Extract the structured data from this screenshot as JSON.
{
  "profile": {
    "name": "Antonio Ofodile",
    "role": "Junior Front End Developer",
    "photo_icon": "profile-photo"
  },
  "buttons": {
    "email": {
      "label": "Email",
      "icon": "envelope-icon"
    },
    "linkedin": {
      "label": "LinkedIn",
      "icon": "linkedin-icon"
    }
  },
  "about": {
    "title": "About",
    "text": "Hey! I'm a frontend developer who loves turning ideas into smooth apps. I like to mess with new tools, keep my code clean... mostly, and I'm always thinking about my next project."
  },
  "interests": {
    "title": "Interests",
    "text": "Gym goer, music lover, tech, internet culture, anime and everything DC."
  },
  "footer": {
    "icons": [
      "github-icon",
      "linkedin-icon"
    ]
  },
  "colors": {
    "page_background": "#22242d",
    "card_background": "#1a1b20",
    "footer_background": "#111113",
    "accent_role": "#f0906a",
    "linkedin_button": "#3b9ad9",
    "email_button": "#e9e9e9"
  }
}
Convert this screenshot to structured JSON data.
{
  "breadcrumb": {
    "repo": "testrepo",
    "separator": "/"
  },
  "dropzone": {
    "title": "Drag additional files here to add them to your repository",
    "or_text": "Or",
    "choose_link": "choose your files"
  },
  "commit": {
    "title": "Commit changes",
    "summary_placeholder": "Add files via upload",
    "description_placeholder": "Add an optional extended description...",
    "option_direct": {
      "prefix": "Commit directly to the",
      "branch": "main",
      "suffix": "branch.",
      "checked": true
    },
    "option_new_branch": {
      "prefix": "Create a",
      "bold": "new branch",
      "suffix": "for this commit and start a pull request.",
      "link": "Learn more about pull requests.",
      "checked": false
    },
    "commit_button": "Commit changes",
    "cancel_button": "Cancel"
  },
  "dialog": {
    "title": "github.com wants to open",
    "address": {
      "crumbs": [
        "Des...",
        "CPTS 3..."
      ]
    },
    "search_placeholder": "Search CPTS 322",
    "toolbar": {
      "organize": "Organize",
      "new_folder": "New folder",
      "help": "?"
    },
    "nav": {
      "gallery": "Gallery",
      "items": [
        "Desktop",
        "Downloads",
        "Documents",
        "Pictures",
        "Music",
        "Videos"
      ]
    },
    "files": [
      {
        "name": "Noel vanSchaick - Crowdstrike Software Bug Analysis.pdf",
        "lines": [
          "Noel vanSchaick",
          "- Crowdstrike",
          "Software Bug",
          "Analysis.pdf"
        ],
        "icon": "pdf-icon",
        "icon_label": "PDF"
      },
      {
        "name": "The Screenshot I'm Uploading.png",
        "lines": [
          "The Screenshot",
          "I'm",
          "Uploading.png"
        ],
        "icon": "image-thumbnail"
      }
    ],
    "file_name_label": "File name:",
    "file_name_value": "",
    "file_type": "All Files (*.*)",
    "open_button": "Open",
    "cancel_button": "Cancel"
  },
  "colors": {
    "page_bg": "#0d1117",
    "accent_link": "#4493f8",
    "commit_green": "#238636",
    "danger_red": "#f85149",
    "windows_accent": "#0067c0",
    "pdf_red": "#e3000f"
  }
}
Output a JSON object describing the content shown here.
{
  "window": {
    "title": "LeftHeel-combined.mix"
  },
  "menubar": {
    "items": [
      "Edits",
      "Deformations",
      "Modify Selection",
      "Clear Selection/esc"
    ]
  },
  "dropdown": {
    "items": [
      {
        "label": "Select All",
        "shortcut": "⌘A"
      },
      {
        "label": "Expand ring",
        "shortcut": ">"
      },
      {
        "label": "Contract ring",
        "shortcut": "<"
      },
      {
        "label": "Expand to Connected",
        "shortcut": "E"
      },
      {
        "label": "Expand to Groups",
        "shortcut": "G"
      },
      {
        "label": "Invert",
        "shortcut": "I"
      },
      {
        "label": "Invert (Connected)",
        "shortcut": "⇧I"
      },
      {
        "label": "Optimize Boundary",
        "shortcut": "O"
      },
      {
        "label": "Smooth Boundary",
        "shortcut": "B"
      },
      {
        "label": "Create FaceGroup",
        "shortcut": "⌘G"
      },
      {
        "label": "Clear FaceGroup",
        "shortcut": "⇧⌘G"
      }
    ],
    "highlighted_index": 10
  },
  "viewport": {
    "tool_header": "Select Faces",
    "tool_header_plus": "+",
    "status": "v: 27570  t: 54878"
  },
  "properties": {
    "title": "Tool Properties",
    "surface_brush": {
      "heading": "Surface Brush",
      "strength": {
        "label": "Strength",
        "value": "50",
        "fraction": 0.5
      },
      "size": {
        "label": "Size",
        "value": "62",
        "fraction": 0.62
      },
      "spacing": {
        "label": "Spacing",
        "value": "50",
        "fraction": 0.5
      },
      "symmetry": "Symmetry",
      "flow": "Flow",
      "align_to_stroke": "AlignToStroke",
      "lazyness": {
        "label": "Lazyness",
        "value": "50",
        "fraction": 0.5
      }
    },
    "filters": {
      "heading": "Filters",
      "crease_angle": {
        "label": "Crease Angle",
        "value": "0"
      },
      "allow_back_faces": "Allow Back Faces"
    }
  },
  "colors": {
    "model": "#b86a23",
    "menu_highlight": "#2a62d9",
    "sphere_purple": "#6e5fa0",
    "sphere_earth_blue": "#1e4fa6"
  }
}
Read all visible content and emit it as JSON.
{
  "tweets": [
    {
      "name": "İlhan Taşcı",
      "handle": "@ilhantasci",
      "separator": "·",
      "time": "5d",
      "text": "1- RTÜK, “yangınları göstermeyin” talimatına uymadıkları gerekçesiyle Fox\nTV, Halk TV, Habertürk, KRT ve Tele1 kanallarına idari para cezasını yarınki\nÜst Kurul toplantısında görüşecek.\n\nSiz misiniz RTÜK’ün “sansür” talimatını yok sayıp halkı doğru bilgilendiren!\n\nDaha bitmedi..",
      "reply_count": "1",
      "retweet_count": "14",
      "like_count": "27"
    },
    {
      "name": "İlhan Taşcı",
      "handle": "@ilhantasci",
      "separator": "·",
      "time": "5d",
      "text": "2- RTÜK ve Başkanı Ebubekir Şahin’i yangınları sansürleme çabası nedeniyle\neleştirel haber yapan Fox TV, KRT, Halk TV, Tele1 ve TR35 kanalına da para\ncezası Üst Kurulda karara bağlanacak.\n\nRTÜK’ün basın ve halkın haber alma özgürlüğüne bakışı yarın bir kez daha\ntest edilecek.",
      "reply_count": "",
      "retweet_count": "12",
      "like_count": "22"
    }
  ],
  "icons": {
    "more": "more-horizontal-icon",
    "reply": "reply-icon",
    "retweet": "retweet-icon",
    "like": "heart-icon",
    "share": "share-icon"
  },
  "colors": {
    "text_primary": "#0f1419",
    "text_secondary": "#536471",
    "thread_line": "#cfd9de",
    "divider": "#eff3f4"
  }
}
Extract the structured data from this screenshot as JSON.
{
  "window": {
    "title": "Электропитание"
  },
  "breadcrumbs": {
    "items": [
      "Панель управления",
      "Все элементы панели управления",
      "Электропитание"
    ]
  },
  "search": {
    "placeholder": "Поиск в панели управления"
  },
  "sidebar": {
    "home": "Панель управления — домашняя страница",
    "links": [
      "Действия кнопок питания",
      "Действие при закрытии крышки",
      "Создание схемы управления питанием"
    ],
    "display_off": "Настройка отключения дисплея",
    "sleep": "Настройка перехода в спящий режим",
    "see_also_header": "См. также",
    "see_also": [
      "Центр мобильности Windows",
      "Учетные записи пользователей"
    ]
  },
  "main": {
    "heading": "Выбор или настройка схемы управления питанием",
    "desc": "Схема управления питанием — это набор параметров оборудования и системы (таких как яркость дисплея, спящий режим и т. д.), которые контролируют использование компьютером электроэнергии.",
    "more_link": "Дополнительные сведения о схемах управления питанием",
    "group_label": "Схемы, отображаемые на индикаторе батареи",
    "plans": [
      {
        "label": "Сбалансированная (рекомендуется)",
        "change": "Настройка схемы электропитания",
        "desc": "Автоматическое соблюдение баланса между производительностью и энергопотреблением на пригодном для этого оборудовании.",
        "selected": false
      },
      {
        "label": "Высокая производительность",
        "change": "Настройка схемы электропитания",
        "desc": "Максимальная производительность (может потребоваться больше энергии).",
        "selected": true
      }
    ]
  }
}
==*==
Set problem: Using the listing above, show every line that includes the string "your".

Final answer:
    "title": "Drag additional files here to add them to your repository",
    "choose_link": "choose your files"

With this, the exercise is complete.